In the listing below, find every line containing "субсидий" and copy it out.

## Given data
↓

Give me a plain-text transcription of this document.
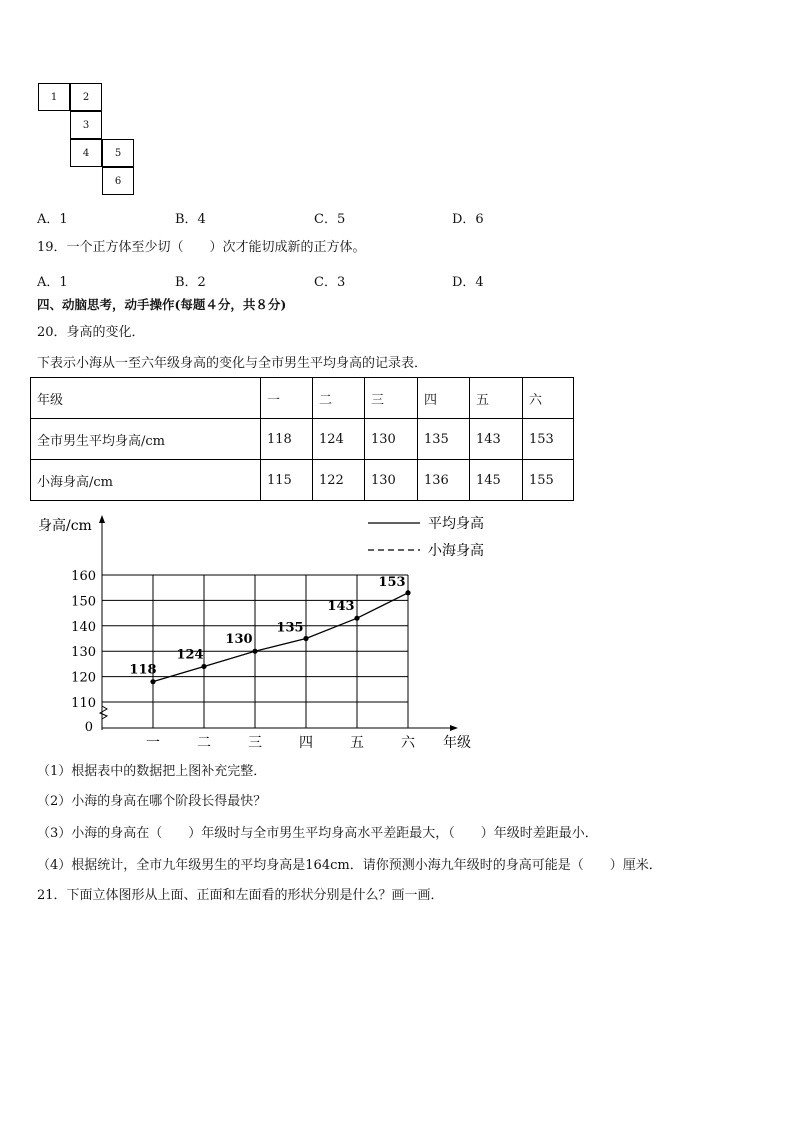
1	2
3
4	5
6
A．1	B．4	C．5	D．6
19．一个正方体至少切（　　）次才能切成新的正方体。
A．1	B．2	C．3	D．4
四、动脑思考，动手操作(每题４分，共８分)
20．身高的变化．
下表示小海从一至六年级身高的变化与全市男生平均身高的记录表．
年级	一	二	三	四	五	六
全市男生平均身高/cm	118	124	130	135	143	153
小海身高/cm	115	122	130	136	145	155
0
110
120
130
140
150
160
一	二	三	四	五	六
身高/cm
年级
118
124
130
135
143
153
平均身高
小海身高
（1）根据表中的数据把上图补充完整．
（2）小海的身高在哪个阶段长得最快？
（3）小海的身高在（　　）年级时与全市男生平均身高水平差距最大，（　　）年级时差距最小．
（4）根据统计，全市九年级男生的平均身高是164cm．请你预测小海九年级时的身高可能是（　　）厘米．
21．下面立体图形从上面、正面和左面看的形状分别是什么？画一画．
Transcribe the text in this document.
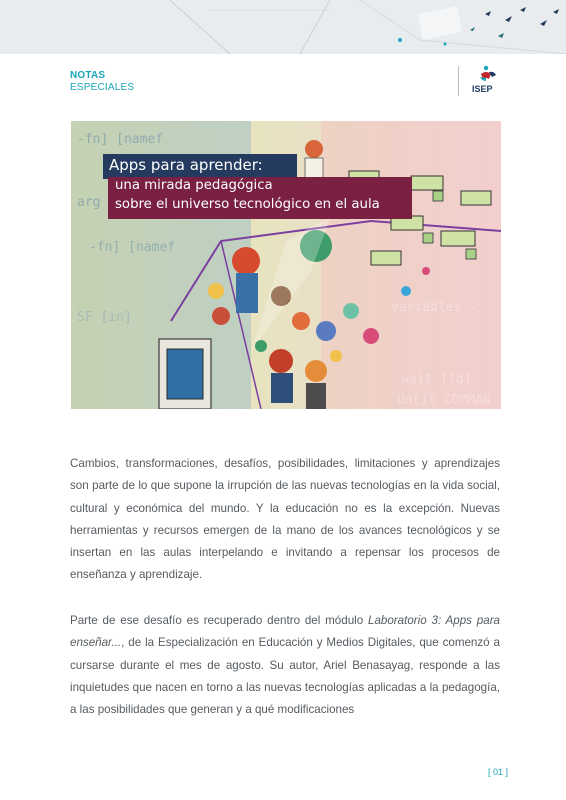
NOTAS
ESPECIALES	ISEP
-fn] [namef
arg
-fn] [namef
SF [in]
variables -
wait [ld]
Until COMMAN
Apps para aprender:
una mirada pedagógica
sobre el universo tecnológico en el aula
Cambios, transformaciones, desafíos, posibilidades, limitaciones y aprendizajes son parte de lo que supone la irrupción de las nuevas tecnologías en la vida social, cultural y económica del mundo. Y la educación no es la excepción. Nuevas herramientas y recursos emergen de la mano de los avances tecnológicos y se insertan en las aulas interpelando e invitando a repensar los procesos de enseñanza y aprendizaje.
Parte de ese desafío es recuperado dentro del módulo Laboratorio 3: Apps para enseñar..., de la Especialización en Educación y Medios Digitales, que comenzó a cursarse durante el mes de agosto. Su autor, Ariel Benasayag, responde a las inquietudes que nacen en torno a las nuevas tecnologías aplicadas a la pedagogía, a las posibilidades que generan y a qué modificaciones
[ 01 ]
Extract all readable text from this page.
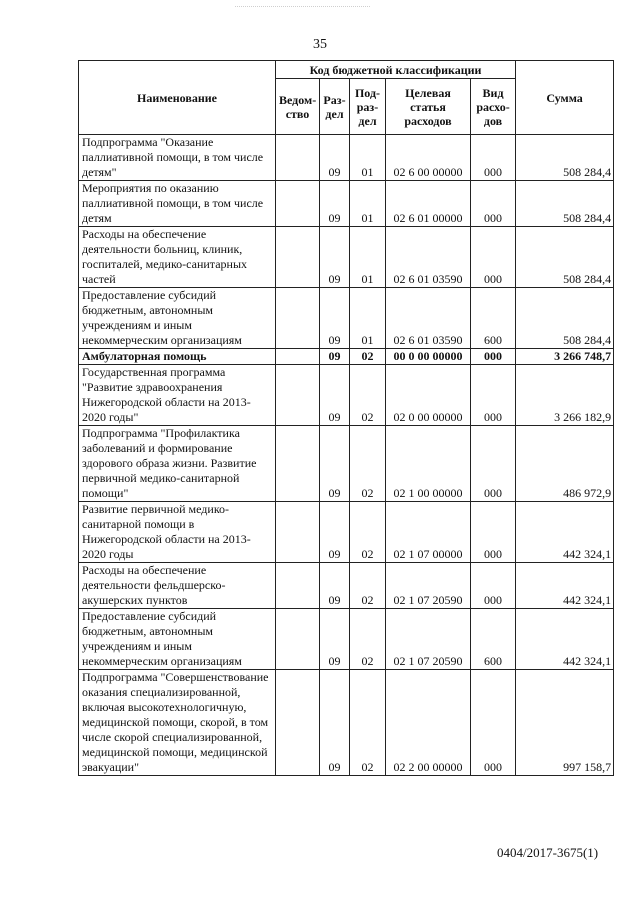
35
Наименование	Код бюджетной классификации					Сумма
	Ведом-ство	Раз-дел	Под-раз-дел	Целевая статья расходов	Вид расхо-дов	
Подпрограмма "Оказание паллиативной помощи, в том числе детям"		09	01	02 6 00 00000	000	508 284,4
Мероприятия по оказанию паллиативной помощи, в том числе детям		09	01	02 6 01 00000	000	508 284,4
Расходы на обеспечение деятельности больниц, клиник, госпиталей, медико-санитарных частей		09	01	02 6 01 03590	000	508 284,4
Предоставление субсидий бюджетным, автономным учреждениям и иным некоммерческим организациям		09	01	02 6 01 03590	600	508 284,4
Амбулаторная помощь		09	02	00 0 00 00000	000	3 266 748,7
Государственная программа "Развитие здравоохранения Нижегородской области на 2013-2020 годы"		09	02	02 0 00 00000	000	3 266 182,9
Подпрограмма "Профилактика заболеваний и формирование здорового образа жизни. Развитие первичной медико-санитарной помощи"		09	02	02 1 00 00000	000	486 972,9
Развитие первичной медико-санитарной помощи в Нижегородской области на 2013-2020 годы		09	02	02 1 07 00000	000	442 324,1
Расходы на обеспечение деятельности фельдшерско-акушерских пунктов		09	02	02 1 07 20590	000	442 324,1
Предоставление субсидий бюджетным, автономным учреждениям и иным некоммерческим организациям		09	02	02 1 07 20590	600	442 324,1
Подпрограмма "Совершенствование оказания специализированной, включая высокотехнологичную, медицинской помощи, скорой, в том числе скорой специализированной, медицинской помощи, медицинской эвакуации"		09	02	02 2 00 00000	000	997 158,7
0404/2017-3675(1)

↑

## Reply to the exercise
Предоставление субсидий бюджетным, автономным учреждениям и иным некоммерческим организациям		09	01	02 6 01 03590	600	508 284,4
Предоставление субсидий бюджетным, автономным учреждениям и иным некоммерческим организациям		09	02	02 1 07 20590	600	442 324,1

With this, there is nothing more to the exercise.